文献段落:
抗IL-5纳米抗体筛选及活性检测

Anti-IL-5 Nanobody Screening and Activity Detection

白介素-5(IL-5)是一种同源二聚体细胞因子,是嗜酸性粒细胞(eosinophilic,EOS)增殖、活化和成熟的重要调节因子。抗IL-5单克隆抗体能阻断IL-5与IL-5受体亚单位α(IL-5Rα)结合,已成功用于治疗嗜酸性粒细胞哮喘。目前上市的单克隆抗体药物需要反复注射给药,严重影响了患者的依从性,而且注射给药的全身暴露率高。为获得适合吸入给药的抗体,在羊驼天然库中通过3轮淘选,挑取单克隆通过Phage ELISA初筛,共获得461个阳性克隆,其中50个为序列独特的分子,最终选择30个分子进行重组表达纯化。通过ELISA结合、ELISA阻断、FACS阻断、TF-1增殖抑制等实验对候选抗体进行体外活性检测,成功获得一个具有阻断IL-5和IL-5Rα结合的纳米抗体AIL-A96-Fc。通过与人和猴IL-5的ELISA结合实验表明,该分子具有良好人猴交叉活性,而且在FACS阻断实验和ELISA阻断实验中,AIL-A96-Fc表现出良好的阻断效果。该开发方法不仅提供了一个靶向IL-5的候选纳米抗体AIL-A96-Fc,也为后续开发更多靶向IL-5的候选纳米抗体提供了指导意义。

存储数据:
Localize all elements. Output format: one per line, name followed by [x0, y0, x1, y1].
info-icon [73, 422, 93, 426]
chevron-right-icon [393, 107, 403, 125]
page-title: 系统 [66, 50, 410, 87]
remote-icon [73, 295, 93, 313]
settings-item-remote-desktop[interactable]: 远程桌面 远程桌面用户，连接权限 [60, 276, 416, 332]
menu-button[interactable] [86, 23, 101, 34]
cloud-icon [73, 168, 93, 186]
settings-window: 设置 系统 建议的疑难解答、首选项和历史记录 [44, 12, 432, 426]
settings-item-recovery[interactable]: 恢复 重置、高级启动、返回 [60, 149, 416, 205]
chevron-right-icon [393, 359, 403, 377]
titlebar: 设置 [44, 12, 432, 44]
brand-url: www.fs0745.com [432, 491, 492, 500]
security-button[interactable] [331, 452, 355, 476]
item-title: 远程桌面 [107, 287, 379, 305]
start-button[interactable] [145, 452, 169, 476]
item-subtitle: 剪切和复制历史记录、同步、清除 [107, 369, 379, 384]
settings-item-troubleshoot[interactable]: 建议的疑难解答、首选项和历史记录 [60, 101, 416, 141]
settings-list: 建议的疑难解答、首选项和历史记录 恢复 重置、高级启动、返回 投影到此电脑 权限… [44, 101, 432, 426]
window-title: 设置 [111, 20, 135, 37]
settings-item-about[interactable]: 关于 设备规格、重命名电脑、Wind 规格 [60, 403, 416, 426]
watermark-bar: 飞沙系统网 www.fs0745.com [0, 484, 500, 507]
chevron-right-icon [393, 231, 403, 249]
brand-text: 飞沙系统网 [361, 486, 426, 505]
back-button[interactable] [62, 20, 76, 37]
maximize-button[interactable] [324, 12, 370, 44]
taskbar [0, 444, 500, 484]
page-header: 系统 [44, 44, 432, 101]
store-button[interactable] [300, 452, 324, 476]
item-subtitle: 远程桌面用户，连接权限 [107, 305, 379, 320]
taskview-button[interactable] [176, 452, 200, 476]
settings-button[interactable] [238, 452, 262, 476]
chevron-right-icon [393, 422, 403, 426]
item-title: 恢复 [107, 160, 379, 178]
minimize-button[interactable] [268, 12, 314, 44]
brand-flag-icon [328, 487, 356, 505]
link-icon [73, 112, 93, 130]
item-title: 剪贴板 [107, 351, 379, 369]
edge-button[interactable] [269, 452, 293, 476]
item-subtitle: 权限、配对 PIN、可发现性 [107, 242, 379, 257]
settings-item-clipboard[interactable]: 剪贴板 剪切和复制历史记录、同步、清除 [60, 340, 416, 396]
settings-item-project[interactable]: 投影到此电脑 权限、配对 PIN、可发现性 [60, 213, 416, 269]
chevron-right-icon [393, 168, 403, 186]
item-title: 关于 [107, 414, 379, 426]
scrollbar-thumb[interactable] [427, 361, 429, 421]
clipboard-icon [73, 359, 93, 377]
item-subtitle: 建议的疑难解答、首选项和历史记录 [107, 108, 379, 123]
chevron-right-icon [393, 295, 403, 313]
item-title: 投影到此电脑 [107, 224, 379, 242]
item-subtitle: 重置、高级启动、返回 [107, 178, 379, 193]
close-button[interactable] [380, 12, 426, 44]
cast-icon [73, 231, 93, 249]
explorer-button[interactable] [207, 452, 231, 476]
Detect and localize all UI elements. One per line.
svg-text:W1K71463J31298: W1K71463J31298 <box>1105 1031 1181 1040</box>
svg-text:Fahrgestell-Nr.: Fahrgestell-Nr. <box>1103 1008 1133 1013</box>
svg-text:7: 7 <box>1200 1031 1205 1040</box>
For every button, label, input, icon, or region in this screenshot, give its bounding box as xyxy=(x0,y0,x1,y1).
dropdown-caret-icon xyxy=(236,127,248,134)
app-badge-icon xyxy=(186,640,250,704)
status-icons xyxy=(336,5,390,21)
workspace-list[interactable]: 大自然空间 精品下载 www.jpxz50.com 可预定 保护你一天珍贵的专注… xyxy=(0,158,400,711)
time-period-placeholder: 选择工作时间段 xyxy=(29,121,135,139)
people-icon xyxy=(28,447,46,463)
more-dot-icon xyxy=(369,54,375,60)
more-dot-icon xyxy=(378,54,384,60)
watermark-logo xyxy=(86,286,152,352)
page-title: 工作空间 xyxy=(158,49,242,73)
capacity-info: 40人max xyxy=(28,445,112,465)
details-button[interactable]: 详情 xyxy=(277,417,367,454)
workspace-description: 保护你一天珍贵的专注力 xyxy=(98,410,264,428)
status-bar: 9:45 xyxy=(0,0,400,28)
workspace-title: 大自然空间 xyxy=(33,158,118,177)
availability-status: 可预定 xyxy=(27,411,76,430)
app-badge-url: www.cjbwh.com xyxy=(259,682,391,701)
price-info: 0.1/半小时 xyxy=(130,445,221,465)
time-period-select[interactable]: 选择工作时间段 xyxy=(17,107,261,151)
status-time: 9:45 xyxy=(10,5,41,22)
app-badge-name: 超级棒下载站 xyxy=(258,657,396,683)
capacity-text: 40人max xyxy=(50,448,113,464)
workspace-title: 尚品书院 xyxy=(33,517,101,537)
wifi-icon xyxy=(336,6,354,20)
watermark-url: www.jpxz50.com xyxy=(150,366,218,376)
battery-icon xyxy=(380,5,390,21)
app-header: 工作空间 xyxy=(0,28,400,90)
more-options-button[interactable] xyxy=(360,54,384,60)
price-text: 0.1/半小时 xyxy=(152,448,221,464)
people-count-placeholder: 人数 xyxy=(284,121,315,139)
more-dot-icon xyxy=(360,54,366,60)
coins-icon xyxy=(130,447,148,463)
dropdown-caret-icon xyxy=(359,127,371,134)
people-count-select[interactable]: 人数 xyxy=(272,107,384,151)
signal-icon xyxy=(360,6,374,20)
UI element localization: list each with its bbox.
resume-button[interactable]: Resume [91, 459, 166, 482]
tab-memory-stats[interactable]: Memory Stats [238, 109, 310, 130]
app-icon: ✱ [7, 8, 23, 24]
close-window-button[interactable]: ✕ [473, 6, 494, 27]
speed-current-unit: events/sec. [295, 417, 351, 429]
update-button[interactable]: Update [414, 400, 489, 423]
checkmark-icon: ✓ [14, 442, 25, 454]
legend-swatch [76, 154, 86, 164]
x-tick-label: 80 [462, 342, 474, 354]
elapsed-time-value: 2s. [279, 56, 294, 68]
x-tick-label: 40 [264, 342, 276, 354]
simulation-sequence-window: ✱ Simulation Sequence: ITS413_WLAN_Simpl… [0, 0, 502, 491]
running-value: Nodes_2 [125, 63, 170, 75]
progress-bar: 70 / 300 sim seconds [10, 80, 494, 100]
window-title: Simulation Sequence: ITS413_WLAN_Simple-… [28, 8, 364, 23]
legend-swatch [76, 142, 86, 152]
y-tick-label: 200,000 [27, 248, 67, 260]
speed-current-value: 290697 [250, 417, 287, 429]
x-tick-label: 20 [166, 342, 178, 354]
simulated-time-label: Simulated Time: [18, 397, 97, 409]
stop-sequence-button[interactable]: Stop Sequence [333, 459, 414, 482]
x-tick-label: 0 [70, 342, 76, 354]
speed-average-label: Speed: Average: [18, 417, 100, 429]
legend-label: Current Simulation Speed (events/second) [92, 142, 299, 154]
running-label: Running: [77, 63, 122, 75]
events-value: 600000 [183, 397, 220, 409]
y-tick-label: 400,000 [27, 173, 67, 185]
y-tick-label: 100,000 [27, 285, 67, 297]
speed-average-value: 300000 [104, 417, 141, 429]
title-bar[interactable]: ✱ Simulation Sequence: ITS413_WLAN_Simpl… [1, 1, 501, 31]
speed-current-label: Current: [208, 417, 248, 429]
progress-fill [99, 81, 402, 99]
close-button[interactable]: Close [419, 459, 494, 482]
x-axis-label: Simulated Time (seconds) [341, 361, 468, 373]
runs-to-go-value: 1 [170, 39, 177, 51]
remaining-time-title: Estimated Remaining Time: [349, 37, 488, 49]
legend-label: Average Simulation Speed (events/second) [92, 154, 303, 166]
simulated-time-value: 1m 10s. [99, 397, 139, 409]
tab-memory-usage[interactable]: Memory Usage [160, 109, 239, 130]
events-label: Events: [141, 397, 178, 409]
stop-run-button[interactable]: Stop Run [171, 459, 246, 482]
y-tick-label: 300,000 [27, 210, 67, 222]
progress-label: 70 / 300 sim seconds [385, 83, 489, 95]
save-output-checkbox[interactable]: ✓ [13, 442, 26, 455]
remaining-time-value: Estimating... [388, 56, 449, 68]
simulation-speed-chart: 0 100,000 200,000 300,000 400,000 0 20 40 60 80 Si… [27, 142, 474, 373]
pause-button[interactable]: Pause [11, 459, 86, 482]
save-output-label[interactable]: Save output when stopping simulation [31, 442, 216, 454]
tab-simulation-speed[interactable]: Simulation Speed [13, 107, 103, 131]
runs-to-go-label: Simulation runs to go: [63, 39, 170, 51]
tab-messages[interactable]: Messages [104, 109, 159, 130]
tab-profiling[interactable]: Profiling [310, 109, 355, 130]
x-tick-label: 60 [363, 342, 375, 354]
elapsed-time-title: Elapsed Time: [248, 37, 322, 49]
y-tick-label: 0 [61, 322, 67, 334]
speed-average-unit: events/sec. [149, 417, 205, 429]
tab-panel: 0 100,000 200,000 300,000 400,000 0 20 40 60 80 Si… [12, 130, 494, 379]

任务说明:
重写抗IL-5纳米抗体一文中从“白介素-5(IL-5)是一种”到“候选纳米抗体提供了指导意义。”之间的内容（含首尾），并将其中的“羊驼”替换为“骆驼”。

完成结果:
白介素-5(IL-5)是一种同源二聚体细胞因子,是嗜酸性粒细胞(eosinophilic,EOS)增殖、活化和成熟的重要调节因子。抗IL-5单克隆抗体能阻断IL-5与IL-5受体亚单位α(IL-5Rα)结合,已成功用于治疗嗜酸性粒细胞哮喘。目前上市的单克隆抗体药物需要反复注射给药,严重影响了患者的依从性,而且注射给药的全身暴露率高。为获得适合吸入给药的抗体,在骆驼天然库中通过3轮淘选,挑取单克隆通过Phage ELISA初筛,共获得461个阳性克隆,其中50个为序列独特的分子,最终选择30个分子进行重组表达纯化。通过ELISA结合、ELISA阻断、FACS阻断、TF-1增殖抑制等实验对候选抗体进行体外活性检测,成功获得一个具有阻断IL-5和IL-5Rα结合的纳米抗体AIL-A96-Fc。通过与人和猴IL-5的ELISA结合实验表明,该分子具有良好人猴交叉活性,而且在FACS阻断实验和ELISA阻断实验中,AIL-A96-Fc表现出良好的阻断效果。该开发方法不仅提供了一个靶向IL-5的候选纳米抗体AIL-A96-Fc,也为后续开发更多靶向IL-5的候选纳米抗体提供了指导意义。